• What the task asks
Look for the string "MnO₄" in every line, and copy each line that has it.

(Saved data entries)
-- Begin --

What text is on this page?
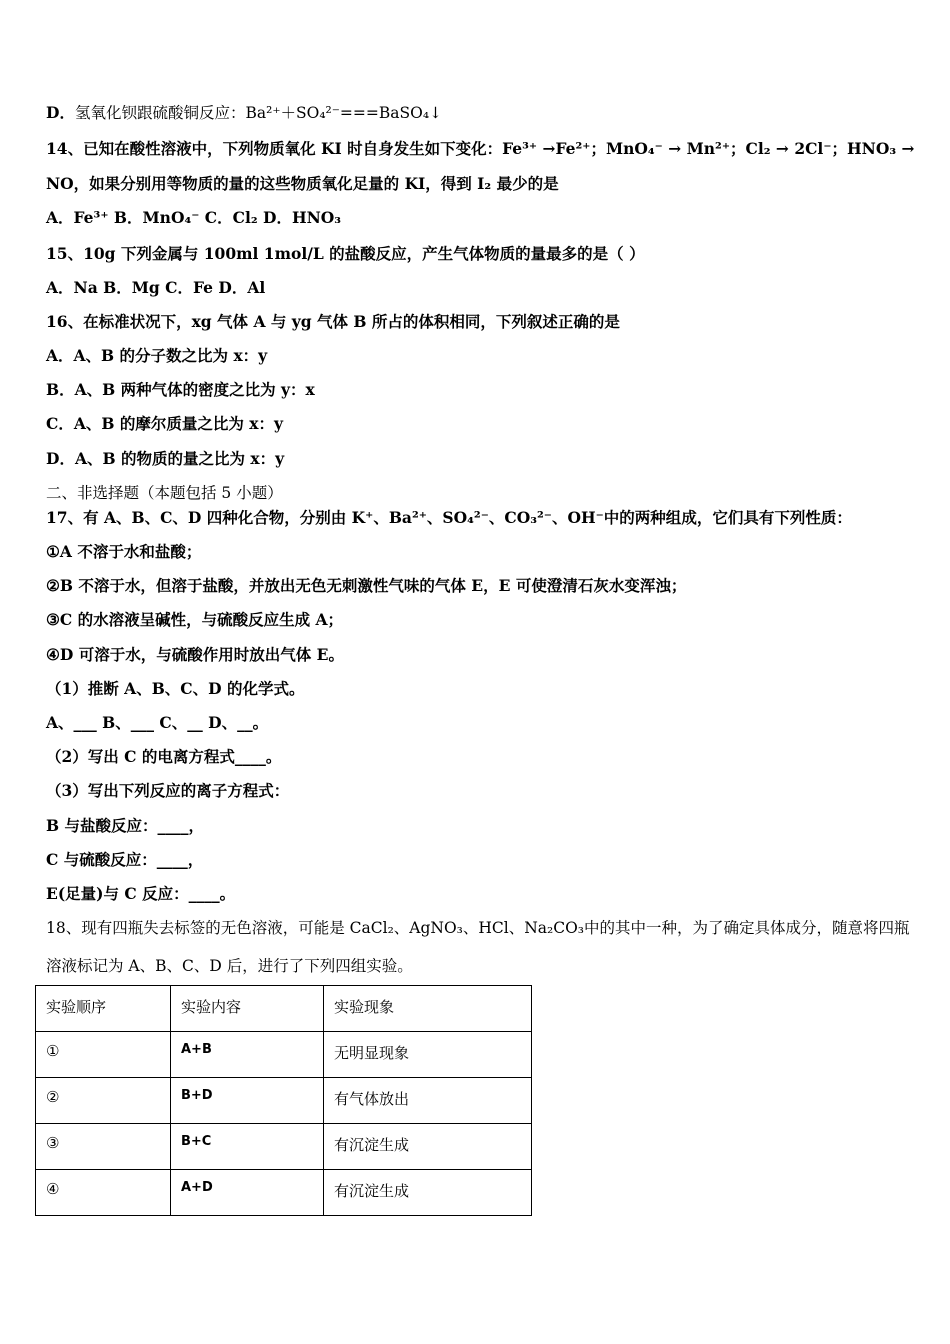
D．氢氧化钡跟硫酸铜反应：Ba²⁺＋SO₄²⁻===BaSO₄↓
14、已知在酸性溶液中，下列物质氧化 KI 时自身发生如下变化：Fe³⁺ →Fe²⁺；MnO₄⁻ → Mn²⁺；Cl₂ → 2Cl⁻；HNO₃ →
NO，如果分别用等物质的量的这些物质氧化足量的 KI，得到 I₂ 最少的是
A．Fe³⁺ B．MnO₄⁻ C．Cl₂ D．HNO₃
15、10g 下列金属与 100ml 1mol/L 的盐酸反应，产生气体物质的量最多的是（ ）
A．Na B．Mg C．Fe D．Al
16、在标准状况下，xg 气体 A 与 yg 气体 B 所占的体积相同，下列叙述正确的是
A．A、B 的分子数之比为 x：y
B．A、B 两种气体的密度之比为 y：x
C．A、B 的摩尔质量之比为 x：y
D．A、B 的物质的量之比为 x：y
二、非选择题（本题包括 5 小题）
17、有 A、B、C、D 四种化合物，分别由 K⁺、Ba²⁺、SO₄²⁻、CO₃²⁻、OH⁻中的两种组成，它们具有下列性质：
①A 不溶于水和盐酸；
②B 不溶于水，但溶于盐酸，并放出无色无刺激性气味的气体 E，E 可使澄清石灰水变浑浊；
③C 的水溶液呈碱性，与硫酸反应生成 A；
④D 可溶于水，与硫酸作用时放出气体 E。
（1）推断 A、B、C、D 的化学式。
A、___ B、___ C、__ D、__。
（2）写出 C 的电离方程式____。
（3）写出下列反应的离子方程式：
B 与盐酸反应：____，
C 与硫酸反应：____，
E(足量)与 C 反应：____。
18、现有四瓶失去标签的无色溶液，可能是 CaCl₂、AgNO₃、HCl、Na₂CO₃中的其中一种，为了确定具体成分，随意将四瓶
溶液标记为 A、B、C、D 后，进行了下列四组实验。
实验顺序	实验内容	实验现象
①	A+B	无明显现象
②	B+D	有气体放出
③	B+C	有沉淀生成
④	A+D	有沉淀生成
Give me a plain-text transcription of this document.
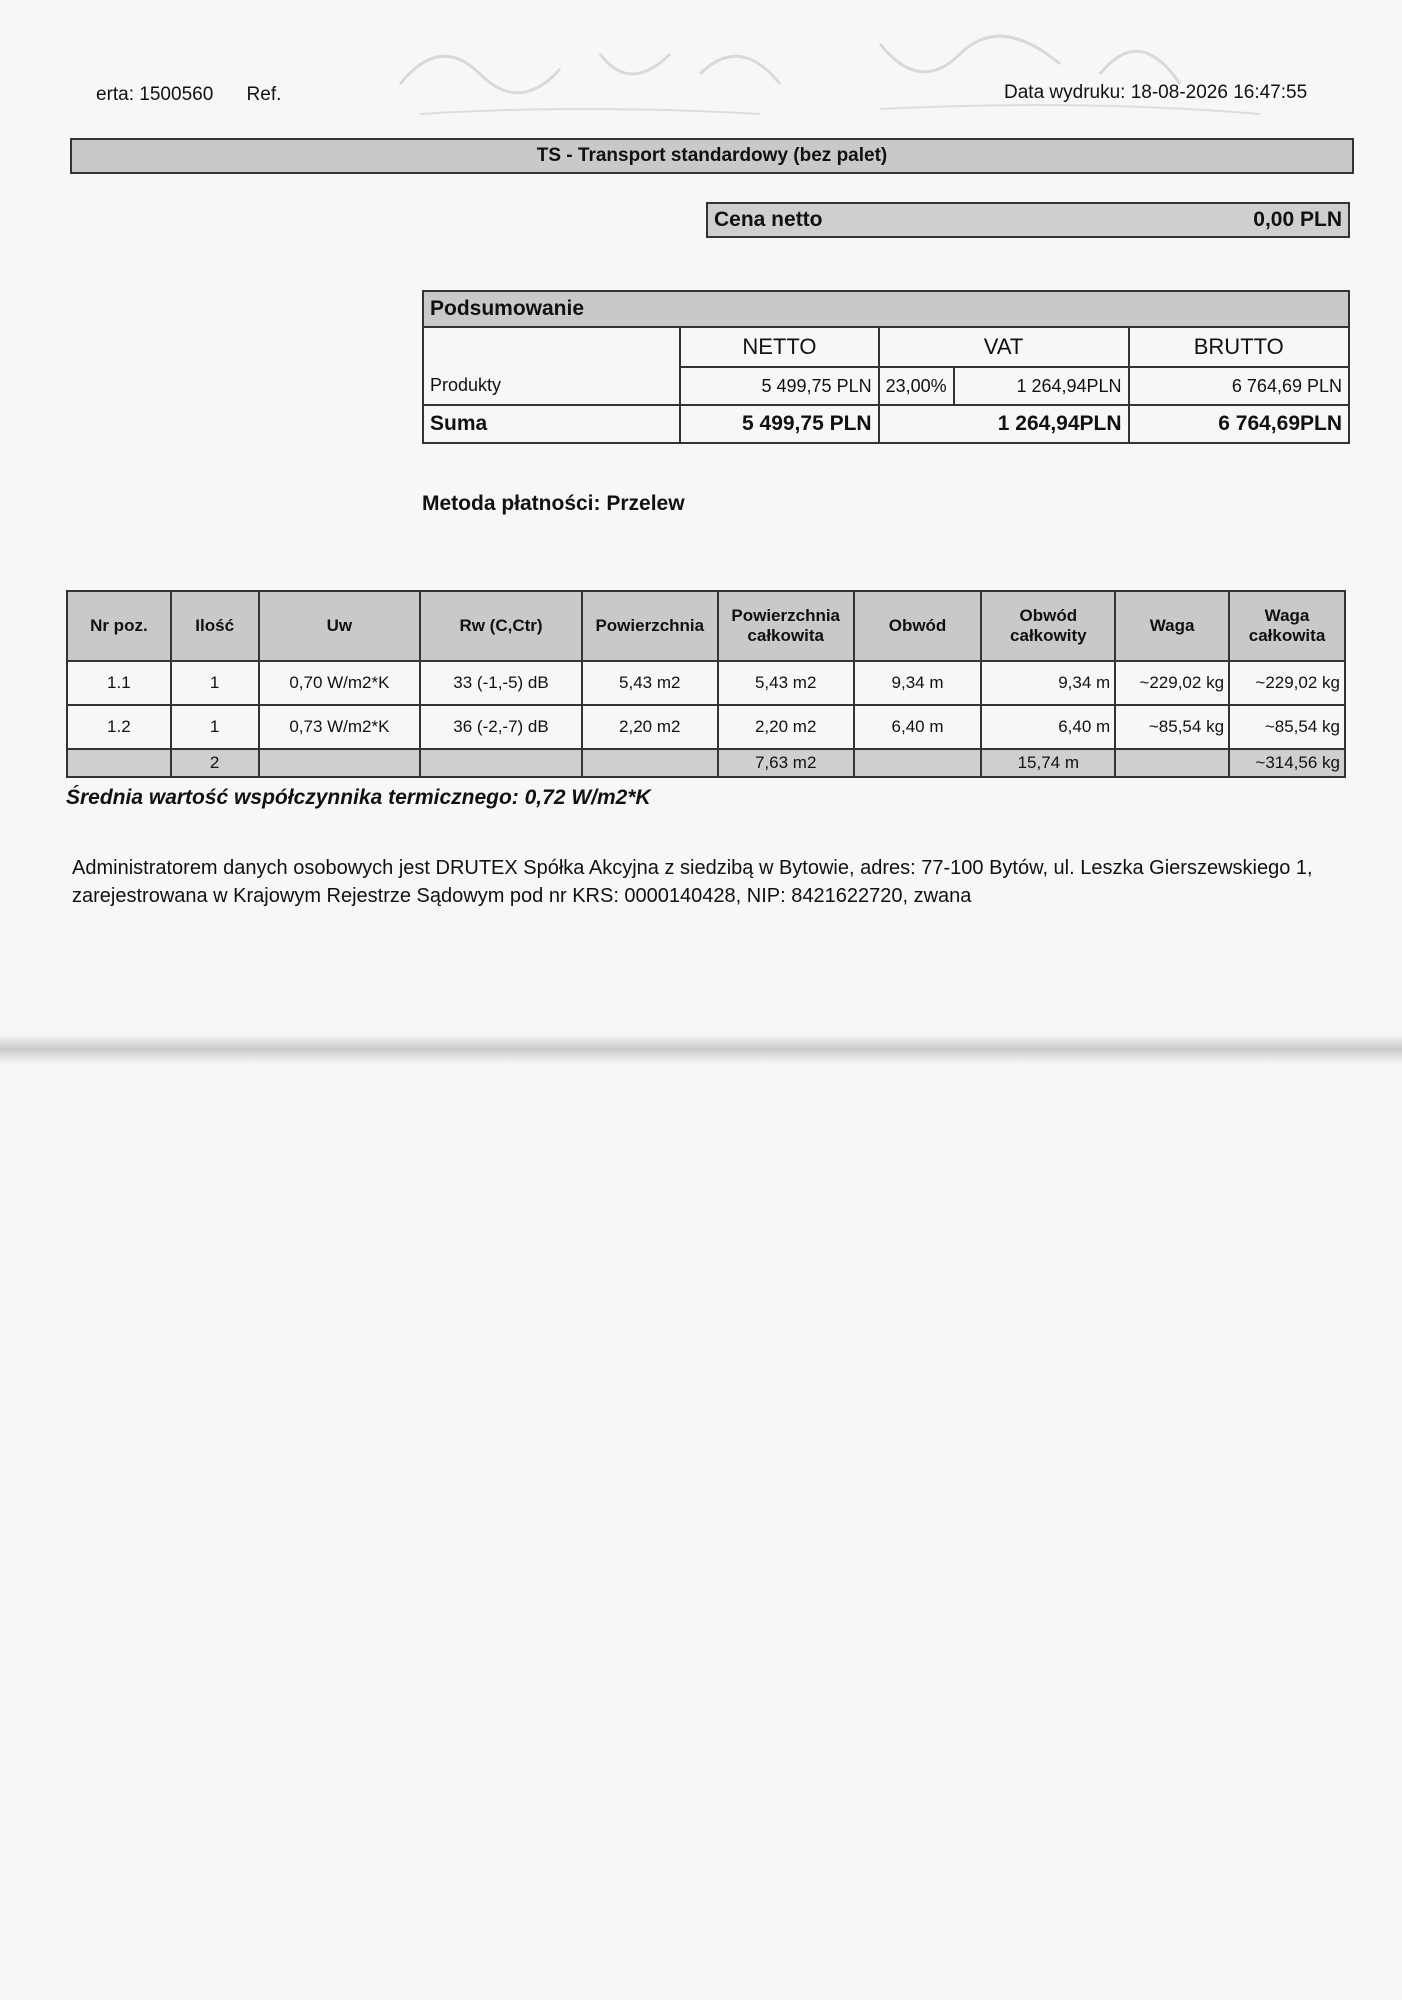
erta: 1500560 Ref.	Data wydruku: 18-08-2026 16:47:55
TS - Transport standardowy (bez palet)
Cena netto	0,00 PLN
Podsumowanie				
	NETTO	VAT		BRUTTO
Produkty	5 499,75 PLN	23,00%	1 264,94PLN	6 764,69 PLN
Suma	5 499,75 PLN	1 264,94PLN		6 764,69PLN
Metoda płatności: Przelew
Nr poz.	Ilość	Uw	Rw (C,Ctr)	Powierzchnia	Powierzchnia całkowita	Obwód	Obwód całkowity	Waga	Waga całkowita
1.1	1	0,70 W/m2*K	33 (-1,-5) dB	5,43 m2	5,43 m2	9,34 m	9,34 m	~229,02 kg	~229,02 kg
1.2	1	0,73 W/m2*K	36 (-2,-7) dB	2,20 m2	2,20 m2	6,40 m	6,40 m	~85,54 kg	~85,54 kg
	2				7,63 m2		15,74 m		~314,56 kg
Średnia wartość współczynnika termicznego: 0,72 W/m2*K
Administratorem danych osobowych jest DRUTEX Spółka Akcyjna z siedzibą w Bytowie, adres: 77-100 Bytów, ul. Leszka Gierszewskiego 1, zarejestrowana w Krajowym Rejestrze Sądowym pod nr KRS: 0000140428, NIP: 8421622720, zwana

-- End --

• Written response
14、已知在酸性溶液中，下列物质氧化 KI 时自身发生如下变化：Fe³⁺ →Fe²⁺；MnO₄⁻ → Mn²⁺；Cl₂ → 2Cl⁻；HNO₃ →
A．Fe³⁺ B．MnO₄⁻ C．Cl₂ D．HNO₃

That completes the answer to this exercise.